::: Records for processing

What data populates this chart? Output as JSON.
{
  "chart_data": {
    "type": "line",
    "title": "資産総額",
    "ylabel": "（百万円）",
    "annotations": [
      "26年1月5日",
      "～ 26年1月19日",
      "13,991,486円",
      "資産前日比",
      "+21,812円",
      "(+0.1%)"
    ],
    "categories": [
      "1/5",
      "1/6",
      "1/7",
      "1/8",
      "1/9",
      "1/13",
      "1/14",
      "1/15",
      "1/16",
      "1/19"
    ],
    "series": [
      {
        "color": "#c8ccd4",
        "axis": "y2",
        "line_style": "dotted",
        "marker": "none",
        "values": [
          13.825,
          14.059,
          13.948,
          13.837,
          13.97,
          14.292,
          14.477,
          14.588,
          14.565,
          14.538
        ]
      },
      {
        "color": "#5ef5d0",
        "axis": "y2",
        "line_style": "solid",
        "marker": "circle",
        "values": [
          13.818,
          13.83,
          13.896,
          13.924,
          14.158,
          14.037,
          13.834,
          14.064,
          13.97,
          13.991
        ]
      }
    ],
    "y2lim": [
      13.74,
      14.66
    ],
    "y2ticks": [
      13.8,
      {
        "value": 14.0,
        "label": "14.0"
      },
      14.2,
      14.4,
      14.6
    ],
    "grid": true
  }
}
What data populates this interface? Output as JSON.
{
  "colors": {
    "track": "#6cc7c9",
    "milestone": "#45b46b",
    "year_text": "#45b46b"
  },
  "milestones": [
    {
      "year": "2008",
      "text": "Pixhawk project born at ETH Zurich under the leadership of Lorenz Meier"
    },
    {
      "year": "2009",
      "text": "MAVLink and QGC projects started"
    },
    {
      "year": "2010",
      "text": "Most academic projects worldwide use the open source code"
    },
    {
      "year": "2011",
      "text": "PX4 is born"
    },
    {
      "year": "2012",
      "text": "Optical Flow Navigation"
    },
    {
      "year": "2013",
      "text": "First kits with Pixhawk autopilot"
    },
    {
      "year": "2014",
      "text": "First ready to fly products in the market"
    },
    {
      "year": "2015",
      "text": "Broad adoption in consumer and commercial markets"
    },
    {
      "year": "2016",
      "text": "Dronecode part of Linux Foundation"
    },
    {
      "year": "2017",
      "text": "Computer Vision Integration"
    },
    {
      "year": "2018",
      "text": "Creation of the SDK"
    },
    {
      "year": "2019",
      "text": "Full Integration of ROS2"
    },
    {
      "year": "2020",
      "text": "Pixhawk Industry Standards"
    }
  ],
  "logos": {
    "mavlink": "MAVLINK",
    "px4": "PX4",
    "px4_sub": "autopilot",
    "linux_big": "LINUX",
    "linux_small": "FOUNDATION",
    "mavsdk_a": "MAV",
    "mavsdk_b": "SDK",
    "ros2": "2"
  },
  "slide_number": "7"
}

::::::
::: Records for processing

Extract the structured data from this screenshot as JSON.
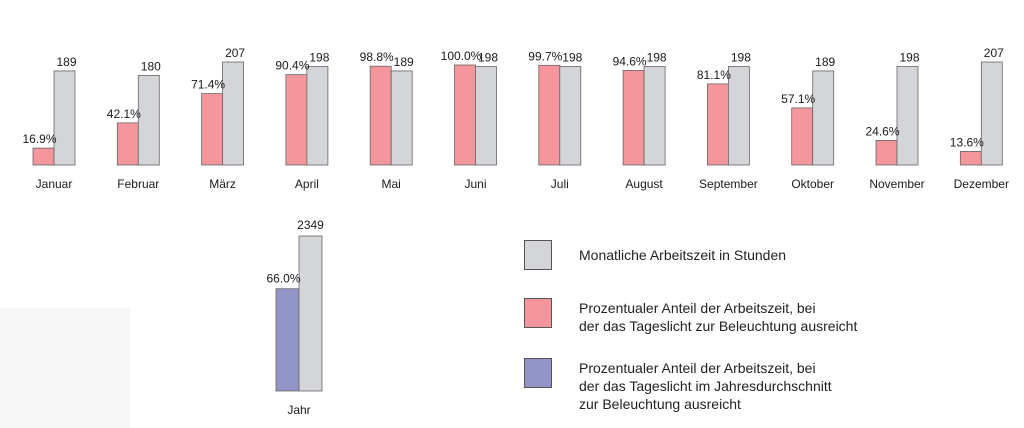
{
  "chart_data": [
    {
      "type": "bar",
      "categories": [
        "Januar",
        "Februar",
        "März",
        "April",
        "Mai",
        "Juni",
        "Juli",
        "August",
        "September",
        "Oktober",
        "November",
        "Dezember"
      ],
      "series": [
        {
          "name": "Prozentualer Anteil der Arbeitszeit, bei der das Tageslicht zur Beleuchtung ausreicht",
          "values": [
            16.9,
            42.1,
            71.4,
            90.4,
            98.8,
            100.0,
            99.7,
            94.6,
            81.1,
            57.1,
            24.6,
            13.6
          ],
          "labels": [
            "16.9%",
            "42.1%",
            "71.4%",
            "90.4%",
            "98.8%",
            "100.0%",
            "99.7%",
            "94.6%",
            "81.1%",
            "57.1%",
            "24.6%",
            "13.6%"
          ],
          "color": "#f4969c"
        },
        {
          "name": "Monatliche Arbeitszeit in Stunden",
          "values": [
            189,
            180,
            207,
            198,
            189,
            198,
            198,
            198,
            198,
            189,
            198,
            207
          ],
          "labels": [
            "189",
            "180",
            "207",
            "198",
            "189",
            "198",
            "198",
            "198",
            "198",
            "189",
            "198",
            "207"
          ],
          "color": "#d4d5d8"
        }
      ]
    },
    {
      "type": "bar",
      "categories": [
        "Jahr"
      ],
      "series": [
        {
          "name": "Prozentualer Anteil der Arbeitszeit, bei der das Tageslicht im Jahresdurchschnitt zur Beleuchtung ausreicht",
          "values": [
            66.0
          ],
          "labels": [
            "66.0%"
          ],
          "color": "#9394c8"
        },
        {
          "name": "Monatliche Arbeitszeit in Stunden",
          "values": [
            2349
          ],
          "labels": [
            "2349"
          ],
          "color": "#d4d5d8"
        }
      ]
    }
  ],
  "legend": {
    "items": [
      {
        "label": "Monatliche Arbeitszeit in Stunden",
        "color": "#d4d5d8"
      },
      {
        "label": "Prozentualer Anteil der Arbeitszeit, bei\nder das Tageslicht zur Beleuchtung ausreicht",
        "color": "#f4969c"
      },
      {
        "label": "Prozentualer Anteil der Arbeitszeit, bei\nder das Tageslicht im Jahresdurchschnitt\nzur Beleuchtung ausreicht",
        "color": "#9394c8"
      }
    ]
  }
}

::::::
::: Records for processing

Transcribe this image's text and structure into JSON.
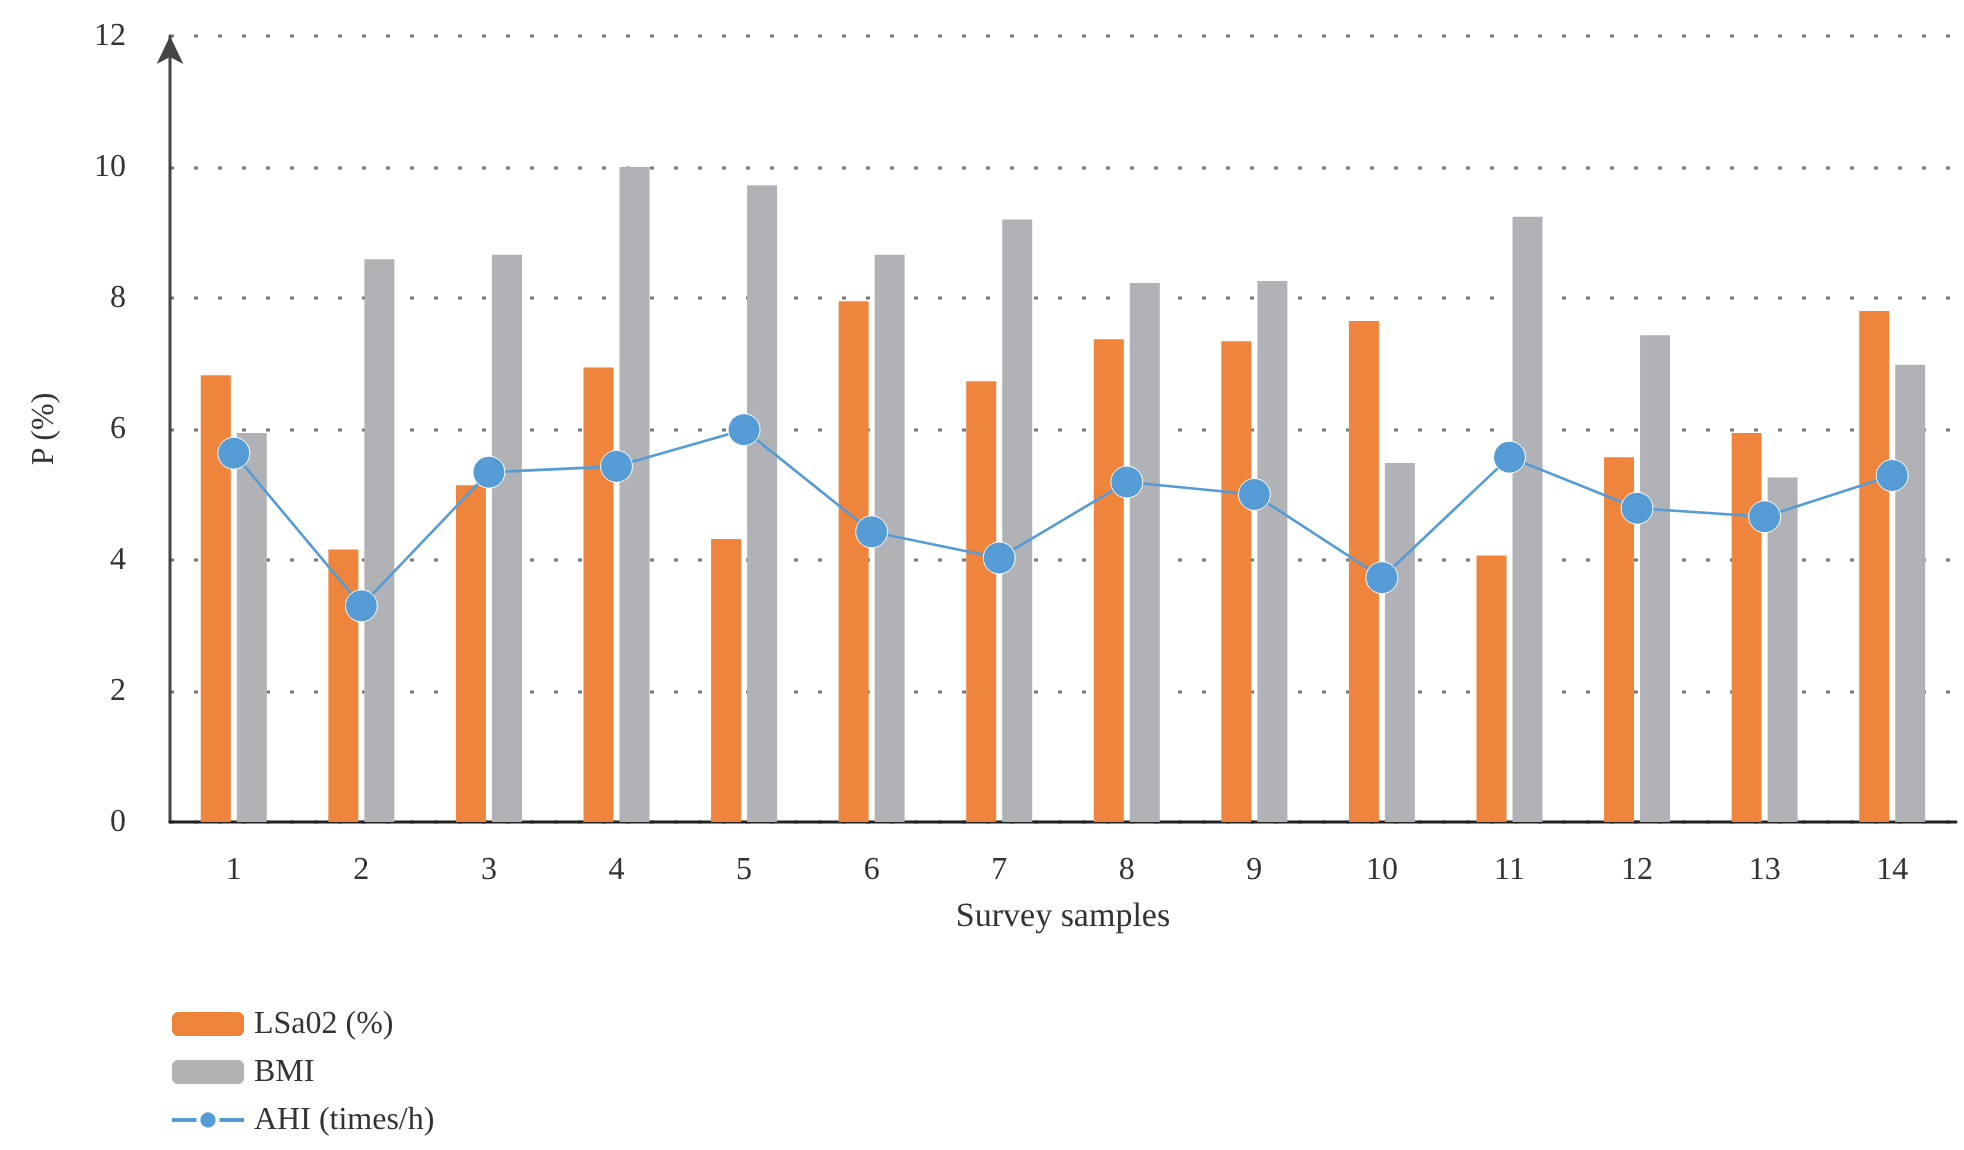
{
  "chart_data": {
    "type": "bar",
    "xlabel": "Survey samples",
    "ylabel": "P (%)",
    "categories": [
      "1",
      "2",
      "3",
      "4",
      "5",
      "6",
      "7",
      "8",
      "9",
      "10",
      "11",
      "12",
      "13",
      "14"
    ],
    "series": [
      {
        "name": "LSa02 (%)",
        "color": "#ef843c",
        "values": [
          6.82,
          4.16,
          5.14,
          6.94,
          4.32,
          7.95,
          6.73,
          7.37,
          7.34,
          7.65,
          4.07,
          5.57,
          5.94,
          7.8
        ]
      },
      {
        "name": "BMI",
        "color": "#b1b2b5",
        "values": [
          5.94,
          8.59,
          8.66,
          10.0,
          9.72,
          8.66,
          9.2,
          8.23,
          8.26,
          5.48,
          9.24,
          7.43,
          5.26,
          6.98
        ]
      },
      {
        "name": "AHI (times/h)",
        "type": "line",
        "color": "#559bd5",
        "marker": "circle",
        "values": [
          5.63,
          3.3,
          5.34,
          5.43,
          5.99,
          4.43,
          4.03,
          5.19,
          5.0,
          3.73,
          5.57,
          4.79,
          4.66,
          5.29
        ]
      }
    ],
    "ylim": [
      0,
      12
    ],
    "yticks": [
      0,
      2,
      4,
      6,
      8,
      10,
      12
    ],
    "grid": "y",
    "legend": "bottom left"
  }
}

::::::

Find every line in the records above that contains the word "JSON", and copy each one.

◆ Final result
What data populates this chart? Output as JSON.
What data populates this interface? Output as JSON.
Extract the structured data from this screenshot as JSON.
Transcribe this image's text and structure into JSON.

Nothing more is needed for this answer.